— OBJECTIVES —
1 - Go through the entries from the start down to the line containing "y-tick-label: 1.5 — [81, 21, 116, 49]", replacing "bar-core-services" with "bar-services" and leaving everything else unchanged.
2 - Write the next part of the forum post about a man who dates casually, picking up after its last sentence.

— PASSAGE PROVIDED —
--- START ---

I don't know though, he never sounds interested in even pursuing anything with any of the women he dates. he just wants to take them out and have sex, and nothing he has ever said demonstrates ANY real interest in a long term relationship - and I mean with any of these girls AND in general

Posted
I don't know though, he never sounds interested in even pursuing anything with any of the women he dates. he just wants to take them out and have sex, and nothing he has ever said demonstrates ANY real interest in a long term relationship - and I mean with any of these girls AND in general

 

I agree with your assessment, HansonGirl. I have had guy friends do this. It doesn't mean that he has real feelings yet for Marie but I agree he holds her in higher regard than the girls he churns and burns. He's not looking for a relationship so can't really process relationship type decisions just yet. Subconsciously though he knows he can't burn the one he has with her because there may be future opportunity there. Several of my guy friends did this. When they were ready, they picked a girl from our group, who had just been a "friend" all along. She should do her thing though because who knows when and if that day will come. In fact, maybe the easiest way to make it come faster is for her to date other guys and he will hear about it or see it.

--- END ---

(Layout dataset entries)

--- START ---

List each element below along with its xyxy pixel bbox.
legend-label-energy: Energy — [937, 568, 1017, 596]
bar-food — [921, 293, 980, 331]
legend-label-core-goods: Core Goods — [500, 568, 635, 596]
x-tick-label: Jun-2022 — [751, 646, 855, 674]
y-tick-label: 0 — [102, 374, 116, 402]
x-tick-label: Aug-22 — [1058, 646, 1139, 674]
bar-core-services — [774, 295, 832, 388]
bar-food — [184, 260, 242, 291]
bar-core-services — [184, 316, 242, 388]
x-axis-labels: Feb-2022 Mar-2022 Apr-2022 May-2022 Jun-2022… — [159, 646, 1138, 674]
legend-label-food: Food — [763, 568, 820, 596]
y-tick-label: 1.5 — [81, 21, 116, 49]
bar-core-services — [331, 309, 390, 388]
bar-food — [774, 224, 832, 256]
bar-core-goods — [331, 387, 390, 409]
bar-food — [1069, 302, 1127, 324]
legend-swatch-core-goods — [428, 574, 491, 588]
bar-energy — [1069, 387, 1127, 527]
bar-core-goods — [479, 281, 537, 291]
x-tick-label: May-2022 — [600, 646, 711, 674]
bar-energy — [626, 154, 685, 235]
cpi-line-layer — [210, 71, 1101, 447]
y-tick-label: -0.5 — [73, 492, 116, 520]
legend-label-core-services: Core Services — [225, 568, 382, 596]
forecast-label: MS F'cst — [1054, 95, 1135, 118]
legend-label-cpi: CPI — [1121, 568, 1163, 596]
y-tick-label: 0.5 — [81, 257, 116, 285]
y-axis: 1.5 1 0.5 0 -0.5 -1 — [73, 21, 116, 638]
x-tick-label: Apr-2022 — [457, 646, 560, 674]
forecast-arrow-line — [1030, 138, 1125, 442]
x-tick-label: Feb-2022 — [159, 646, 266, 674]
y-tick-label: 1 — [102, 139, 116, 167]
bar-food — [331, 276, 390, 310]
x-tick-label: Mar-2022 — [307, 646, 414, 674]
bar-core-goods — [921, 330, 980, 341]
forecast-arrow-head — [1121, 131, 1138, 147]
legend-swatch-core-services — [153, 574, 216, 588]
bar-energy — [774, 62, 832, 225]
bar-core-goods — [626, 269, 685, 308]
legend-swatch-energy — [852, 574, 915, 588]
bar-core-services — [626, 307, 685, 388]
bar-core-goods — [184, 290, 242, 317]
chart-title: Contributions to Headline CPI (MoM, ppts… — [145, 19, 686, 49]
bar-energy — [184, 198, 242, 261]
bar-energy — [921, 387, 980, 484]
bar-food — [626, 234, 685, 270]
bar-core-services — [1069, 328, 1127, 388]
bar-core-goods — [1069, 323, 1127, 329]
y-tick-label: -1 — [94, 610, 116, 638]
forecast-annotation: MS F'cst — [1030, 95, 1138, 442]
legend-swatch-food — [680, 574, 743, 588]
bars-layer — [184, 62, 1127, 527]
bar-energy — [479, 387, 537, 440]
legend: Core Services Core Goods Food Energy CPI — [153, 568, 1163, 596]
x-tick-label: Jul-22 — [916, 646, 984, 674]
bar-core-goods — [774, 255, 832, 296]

--- END ---

— RESPONSES FOR EACH TASK —
1 -
List each element below along with its xyxy pixel bbox.
legend-label-energy: Energy — [937, 568, 1017, 596]
bar-food — [921, 293, 980, 331]
legend-label-core-goods: Core Goods — [500, 568, 635, 596]
x-tick-label: Jun-2022 — [751, 646, 855, 674]
y-tick-label: 0 — [102, 374, 116, 402]
x-tick-label: Aug-22 — [1058, 646, 1139, 674]
bar-services — [774, 295, 832, 388]
bar-food — [184, 260, 242, 291]
bar-services — [184, 316, 242, 388]
x-axis-labels: Feb-2022 Mar-2022 Apr-2022 May-2022 Jun-2022… — [159, 646, 1138, 674]
legend-label-food: Food — [763, 568, 820, 596]
y-tick-label: 1.5 — [81, 21, 116, 49]

2 -
  • Like 1
Posted
I don't know though, he never sounds interested in even pursuing anything with any of the women he dates. he just wants to take them out and have sex, and nothing he has ever said demonstrates ANY real interest in a long term relationship - and I mean with any of these girls AND in general

 

He's meh about them. OLD works a certain way, it's been explained on here but I don't think a lot of people buy it, so I won't bother. I'll just tell you one thing. As a guy who's fairly attractive, it's very easy to get sex with women who I don't find attractive. I've used OLD, almost every girl I met didn't look quite as attractive as in her pics.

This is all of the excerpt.